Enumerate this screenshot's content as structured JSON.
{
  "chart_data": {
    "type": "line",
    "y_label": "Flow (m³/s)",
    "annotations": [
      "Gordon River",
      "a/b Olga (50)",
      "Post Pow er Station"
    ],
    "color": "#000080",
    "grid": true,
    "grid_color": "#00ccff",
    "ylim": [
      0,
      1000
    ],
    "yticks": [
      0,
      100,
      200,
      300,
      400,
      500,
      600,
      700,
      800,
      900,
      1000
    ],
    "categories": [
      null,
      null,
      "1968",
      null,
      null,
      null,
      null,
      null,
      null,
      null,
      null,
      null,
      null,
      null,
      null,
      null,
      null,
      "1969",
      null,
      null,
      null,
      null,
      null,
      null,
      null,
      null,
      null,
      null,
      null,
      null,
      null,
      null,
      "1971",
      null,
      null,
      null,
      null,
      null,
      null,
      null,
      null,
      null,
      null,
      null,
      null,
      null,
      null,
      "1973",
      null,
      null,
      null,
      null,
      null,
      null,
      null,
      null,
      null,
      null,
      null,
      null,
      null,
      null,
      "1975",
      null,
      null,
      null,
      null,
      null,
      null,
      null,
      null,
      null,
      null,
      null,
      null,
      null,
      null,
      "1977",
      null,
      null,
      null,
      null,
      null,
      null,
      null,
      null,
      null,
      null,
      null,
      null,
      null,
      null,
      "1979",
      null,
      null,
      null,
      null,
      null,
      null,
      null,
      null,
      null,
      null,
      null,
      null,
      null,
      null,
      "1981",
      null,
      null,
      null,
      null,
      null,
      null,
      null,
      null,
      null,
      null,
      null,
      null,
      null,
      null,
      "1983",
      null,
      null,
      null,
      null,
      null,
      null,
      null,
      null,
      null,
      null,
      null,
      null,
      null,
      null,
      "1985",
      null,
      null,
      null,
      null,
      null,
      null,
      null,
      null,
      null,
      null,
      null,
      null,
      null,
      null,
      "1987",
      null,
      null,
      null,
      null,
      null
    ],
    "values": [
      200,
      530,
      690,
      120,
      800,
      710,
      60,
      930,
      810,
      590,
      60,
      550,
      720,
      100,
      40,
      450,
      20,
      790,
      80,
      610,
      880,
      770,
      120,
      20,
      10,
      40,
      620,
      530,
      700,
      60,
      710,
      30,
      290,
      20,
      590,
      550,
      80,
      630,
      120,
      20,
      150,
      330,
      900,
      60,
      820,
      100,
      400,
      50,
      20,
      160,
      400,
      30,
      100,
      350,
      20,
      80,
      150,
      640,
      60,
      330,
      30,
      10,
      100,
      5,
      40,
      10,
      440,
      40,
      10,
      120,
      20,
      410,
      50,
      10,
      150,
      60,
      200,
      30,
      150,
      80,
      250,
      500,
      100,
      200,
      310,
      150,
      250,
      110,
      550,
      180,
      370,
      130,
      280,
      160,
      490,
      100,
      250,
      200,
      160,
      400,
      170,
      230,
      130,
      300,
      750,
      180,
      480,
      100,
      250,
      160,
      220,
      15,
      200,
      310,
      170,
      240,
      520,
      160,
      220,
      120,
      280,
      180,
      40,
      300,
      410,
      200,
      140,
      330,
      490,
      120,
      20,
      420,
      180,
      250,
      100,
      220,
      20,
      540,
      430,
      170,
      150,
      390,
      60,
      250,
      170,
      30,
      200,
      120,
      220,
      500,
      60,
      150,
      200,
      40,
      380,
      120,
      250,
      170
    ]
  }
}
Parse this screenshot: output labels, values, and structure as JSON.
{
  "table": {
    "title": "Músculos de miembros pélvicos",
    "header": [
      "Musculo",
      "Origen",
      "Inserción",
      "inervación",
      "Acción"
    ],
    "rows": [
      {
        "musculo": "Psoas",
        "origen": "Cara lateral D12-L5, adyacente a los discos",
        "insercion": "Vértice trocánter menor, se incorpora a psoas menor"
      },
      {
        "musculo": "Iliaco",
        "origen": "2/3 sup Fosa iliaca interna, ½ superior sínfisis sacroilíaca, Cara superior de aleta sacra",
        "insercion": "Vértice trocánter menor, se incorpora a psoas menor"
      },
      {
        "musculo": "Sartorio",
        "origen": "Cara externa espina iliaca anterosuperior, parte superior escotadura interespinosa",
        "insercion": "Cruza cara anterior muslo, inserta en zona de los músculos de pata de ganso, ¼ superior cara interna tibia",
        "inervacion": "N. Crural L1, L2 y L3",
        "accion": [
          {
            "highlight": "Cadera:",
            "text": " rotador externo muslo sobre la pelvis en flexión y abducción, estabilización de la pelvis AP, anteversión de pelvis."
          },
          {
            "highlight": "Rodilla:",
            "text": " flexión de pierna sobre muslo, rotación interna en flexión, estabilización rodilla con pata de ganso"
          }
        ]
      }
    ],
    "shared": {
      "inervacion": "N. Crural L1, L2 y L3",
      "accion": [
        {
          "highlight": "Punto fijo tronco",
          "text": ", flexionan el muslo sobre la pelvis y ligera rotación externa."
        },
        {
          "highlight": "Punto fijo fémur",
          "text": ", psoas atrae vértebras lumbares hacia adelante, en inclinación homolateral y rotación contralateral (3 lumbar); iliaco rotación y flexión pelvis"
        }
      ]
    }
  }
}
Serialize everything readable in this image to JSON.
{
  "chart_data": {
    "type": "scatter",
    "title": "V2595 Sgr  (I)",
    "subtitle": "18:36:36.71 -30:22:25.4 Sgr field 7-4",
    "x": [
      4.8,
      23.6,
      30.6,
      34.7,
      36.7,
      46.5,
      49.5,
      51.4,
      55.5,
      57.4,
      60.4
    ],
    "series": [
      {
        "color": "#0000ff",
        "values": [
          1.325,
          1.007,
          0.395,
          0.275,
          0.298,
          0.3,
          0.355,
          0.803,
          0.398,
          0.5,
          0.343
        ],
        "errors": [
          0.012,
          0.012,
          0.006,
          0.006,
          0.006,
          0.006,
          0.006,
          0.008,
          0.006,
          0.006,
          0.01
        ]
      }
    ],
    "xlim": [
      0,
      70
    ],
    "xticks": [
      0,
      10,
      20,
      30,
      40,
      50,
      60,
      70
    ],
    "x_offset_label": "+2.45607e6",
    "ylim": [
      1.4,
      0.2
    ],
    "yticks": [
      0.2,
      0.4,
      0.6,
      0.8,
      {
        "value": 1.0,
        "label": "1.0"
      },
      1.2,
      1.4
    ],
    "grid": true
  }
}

# # # # #

List every line from the entries above in which "interna" appears.

### TASK RESULT
        "origen": "2/3 sup Fosa iliaca interna, ½ superior sínfisis sacroilíaca, Cara superior de aleta sacra",
        "insercion": "Cruza cara anterior muslo, inserta en zona de los músculos de pata de ganso, ¼ superior cara interna tibia",
            "text": " flexión de pierna sobre muslo, rotación interna en flexión, estabilización rodilla con pata de ganso"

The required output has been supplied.